* **Task**
Look through the material below. Copy each line that contains the string "content".

* **Exercise input**
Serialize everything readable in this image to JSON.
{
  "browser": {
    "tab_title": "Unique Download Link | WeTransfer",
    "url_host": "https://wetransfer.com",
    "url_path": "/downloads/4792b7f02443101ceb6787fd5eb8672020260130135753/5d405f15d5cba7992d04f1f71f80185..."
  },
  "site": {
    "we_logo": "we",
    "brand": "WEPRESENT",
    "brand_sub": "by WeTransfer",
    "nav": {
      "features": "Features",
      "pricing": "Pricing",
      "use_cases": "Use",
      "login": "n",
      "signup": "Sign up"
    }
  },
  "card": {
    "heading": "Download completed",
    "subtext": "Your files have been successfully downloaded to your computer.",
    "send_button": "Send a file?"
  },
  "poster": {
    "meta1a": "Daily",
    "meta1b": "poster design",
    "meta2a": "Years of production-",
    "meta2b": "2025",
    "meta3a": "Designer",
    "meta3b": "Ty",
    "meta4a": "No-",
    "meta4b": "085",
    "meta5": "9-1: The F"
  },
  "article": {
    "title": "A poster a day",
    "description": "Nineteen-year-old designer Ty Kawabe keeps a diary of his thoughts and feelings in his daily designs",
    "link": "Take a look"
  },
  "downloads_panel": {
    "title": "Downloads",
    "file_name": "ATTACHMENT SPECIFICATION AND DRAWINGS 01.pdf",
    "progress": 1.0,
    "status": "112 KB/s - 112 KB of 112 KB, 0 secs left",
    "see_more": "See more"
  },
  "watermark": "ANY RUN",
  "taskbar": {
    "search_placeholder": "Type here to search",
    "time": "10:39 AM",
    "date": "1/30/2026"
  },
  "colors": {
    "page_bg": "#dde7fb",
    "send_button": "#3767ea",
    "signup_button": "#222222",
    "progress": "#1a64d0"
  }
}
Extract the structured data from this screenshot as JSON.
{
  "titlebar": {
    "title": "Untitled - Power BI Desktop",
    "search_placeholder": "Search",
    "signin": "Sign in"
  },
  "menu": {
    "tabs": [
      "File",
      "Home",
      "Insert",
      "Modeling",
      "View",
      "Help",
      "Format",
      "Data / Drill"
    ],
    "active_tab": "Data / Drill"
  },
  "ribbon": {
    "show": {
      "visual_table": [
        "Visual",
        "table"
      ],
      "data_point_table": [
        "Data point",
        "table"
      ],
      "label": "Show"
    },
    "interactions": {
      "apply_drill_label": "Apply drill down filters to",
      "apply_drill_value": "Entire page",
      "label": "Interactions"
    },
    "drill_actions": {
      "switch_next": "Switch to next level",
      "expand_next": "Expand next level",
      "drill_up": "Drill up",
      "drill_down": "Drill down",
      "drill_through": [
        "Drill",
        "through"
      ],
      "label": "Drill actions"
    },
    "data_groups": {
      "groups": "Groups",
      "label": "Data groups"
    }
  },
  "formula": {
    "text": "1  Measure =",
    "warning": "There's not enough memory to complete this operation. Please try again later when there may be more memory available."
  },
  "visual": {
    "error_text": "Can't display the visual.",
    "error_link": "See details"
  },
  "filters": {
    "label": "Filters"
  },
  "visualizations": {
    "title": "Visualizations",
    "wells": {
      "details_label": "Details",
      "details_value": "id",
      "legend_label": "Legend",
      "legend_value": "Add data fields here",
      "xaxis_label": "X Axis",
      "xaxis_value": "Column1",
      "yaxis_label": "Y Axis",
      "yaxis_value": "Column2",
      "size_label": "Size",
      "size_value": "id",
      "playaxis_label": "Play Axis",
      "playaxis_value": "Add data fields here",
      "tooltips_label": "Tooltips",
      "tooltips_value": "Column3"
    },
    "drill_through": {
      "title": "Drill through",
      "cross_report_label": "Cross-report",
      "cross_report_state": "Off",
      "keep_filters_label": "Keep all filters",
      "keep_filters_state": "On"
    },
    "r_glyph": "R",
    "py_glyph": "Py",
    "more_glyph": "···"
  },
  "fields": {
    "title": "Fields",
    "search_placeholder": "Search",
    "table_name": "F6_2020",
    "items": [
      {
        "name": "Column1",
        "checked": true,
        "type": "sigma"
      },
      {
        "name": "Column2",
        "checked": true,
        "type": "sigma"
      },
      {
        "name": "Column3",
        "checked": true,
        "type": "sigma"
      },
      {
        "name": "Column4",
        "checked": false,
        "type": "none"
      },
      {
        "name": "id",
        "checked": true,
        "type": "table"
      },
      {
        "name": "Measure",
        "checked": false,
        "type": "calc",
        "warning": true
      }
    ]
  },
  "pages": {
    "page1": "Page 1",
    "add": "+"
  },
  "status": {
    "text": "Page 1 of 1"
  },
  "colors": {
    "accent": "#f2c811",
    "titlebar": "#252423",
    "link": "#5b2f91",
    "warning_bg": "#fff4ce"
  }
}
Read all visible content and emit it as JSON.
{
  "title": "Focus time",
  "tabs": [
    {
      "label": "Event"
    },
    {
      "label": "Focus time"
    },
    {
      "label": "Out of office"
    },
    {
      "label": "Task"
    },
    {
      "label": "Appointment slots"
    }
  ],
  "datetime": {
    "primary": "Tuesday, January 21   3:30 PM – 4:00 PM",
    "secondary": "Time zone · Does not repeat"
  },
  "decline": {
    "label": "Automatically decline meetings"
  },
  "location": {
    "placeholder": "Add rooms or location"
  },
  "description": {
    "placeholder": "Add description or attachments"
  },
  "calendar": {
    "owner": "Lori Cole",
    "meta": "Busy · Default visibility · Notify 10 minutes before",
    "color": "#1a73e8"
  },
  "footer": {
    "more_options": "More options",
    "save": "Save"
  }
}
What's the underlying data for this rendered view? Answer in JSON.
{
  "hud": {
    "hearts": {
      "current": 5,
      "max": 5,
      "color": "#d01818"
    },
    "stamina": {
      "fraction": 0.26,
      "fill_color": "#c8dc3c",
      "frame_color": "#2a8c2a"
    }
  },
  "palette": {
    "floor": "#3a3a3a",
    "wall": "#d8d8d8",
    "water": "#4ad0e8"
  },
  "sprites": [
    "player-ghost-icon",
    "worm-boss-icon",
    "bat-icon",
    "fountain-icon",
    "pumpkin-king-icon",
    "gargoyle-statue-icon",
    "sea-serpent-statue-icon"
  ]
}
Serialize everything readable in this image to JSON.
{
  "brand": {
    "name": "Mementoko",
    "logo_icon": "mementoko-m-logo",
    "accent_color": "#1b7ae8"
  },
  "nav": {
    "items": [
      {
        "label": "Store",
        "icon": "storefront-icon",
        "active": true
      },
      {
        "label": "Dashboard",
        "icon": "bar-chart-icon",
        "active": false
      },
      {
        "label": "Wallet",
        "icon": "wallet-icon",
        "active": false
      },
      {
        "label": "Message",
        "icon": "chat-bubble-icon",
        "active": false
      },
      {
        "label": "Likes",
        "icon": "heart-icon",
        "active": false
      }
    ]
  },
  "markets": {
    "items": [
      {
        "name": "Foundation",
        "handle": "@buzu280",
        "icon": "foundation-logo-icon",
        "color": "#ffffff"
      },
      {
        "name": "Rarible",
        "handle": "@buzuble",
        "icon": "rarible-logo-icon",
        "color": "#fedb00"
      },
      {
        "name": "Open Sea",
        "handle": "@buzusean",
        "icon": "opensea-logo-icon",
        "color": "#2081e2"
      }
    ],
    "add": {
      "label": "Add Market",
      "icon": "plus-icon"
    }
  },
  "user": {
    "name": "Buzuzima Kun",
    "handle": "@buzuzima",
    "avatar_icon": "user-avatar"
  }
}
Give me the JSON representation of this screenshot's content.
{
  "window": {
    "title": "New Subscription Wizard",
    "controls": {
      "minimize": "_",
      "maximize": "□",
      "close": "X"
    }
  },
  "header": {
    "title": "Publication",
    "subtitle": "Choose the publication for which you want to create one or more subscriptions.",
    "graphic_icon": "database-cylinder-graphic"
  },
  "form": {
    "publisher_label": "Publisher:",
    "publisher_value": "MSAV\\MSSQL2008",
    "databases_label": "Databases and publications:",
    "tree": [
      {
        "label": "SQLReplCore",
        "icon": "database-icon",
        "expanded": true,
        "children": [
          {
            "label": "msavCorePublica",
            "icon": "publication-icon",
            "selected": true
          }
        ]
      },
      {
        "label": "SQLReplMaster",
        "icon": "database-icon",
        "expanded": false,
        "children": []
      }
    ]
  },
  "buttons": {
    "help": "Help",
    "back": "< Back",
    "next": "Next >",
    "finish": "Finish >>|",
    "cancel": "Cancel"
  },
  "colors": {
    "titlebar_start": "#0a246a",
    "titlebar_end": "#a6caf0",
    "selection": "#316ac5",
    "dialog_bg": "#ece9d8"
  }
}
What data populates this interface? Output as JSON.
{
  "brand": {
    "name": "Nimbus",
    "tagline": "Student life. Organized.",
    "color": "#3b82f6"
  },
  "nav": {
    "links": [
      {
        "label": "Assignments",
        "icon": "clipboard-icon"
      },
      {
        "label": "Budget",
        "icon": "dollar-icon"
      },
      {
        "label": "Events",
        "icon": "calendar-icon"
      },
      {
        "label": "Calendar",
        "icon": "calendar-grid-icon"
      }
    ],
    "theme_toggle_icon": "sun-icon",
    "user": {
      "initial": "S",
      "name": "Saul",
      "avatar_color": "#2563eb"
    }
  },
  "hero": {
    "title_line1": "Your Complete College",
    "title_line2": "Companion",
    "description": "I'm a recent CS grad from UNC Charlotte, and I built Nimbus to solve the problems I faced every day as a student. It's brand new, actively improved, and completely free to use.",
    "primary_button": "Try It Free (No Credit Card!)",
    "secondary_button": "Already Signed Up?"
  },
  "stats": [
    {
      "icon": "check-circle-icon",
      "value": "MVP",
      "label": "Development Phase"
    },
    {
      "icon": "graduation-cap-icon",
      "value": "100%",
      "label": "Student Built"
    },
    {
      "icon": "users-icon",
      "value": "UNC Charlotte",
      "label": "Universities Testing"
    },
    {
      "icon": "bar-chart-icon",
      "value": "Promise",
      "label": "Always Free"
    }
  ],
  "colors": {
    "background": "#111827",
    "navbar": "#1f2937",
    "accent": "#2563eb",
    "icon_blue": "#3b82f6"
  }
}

* **Solution to this exercise**
Read all visible content and emit it as JSON.
Give me the JSON representation of this screenshot's content.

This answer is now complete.